=== REQUIREMENT ===
Can you write out the whole listing exactly?

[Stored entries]
----

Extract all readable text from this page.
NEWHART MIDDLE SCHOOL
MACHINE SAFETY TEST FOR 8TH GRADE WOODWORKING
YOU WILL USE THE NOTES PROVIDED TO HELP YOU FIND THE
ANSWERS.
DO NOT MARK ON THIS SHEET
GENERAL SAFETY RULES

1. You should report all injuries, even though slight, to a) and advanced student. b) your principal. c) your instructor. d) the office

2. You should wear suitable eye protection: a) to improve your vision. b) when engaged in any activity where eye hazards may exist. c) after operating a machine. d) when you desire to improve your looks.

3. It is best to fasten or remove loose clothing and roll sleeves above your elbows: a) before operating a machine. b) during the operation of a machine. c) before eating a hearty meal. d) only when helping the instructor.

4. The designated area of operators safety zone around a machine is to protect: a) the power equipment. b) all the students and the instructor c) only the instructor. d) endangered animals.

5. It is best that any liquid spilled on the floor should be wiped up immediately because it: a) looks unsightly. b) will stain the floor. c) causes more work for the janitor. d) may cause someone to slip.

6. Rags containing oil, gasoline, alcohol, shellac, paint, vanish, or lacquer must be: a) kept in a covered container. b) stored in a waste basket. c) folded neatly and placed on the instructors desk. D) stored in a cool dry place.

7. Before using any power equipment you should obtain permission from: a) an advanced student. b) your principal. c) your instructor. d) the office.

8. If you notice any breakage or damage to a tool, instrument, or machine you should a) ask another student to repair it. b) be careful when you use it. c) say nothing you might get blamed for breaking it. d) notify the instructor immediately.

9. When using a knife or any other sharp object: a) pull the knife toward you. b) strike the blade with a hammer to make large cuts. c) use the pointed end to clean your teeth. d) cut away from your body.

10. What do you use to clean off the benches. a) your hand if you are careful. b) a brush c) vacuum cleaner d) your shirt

----

=== EXPECTED ANSWER ===
Extract all readable text from this page.
NEWHART MIDDLE SCHOOL
MACHINE SAFETY TEST FOR 8TH GRADE WOODWORKING
YOU WILL USE THE NOTES PROVIDED TO HELP YOU FIND THE
ANSWERS.
DO NOT MARK ON THIS SHEET
GENERAL SAFETY RULES

1. You should report all injuries, even though slight, to a) and advanced student. b) your principal. c) your instructor. d) the office

2. You should wear suitable eye protection: a) to improve your vision. b) when engaged in any activity where eye hazards may exist. c) after operating a machine. d) when you desire to improve your looks.

3. It is best to fasten or remove loose clothing and roll sleeves above your elbows: a) before operating a machine. b) during the operation of a machine. c) before eating a hearty meal. d) only when helping the instructor.

4. The designated area of operators safety zone around a machine is to protect: a) the power equipment. b) all the students and the instructor c) only the instructor. d) endangered animals.

5. It is best that any liquid spilled on the floor should be wiped up immediately because it: a) looks unsightly. b) will stain the floor. c) causes more work for the janitor. d) may cause someone to slip.

6. Rags containing oil, gasoline, alcohol, shellac, paint, vanish, or lacquer must be: a) kept in a covered container. b) stored in a waste basket. c) folded neatly and placed on the instructors desk. D) stored in a cool dry place.

7. Before using any power equipment you should obtain permission from: a) an advanced student. b) your principal. c) your instructor. d) the office.

8. If you notice any breakage or damage to a tool, instrument, or machine you should a) ask another student to repair it. b) be careful when you use it. c) say nothing you might get blamed for breaking it. d) notify the instructor immediately.

9. When using a knife or any other sharp object: a) pull the knife toward you. b) strike the blade with a hammer to make large cuts. c) use the pointed end to clean your teeth. d) cut away from your body.

10. What do you use to clean off the benches. a) your hand if you are careful. b) a brush c) vacuum cleaner d) your shirt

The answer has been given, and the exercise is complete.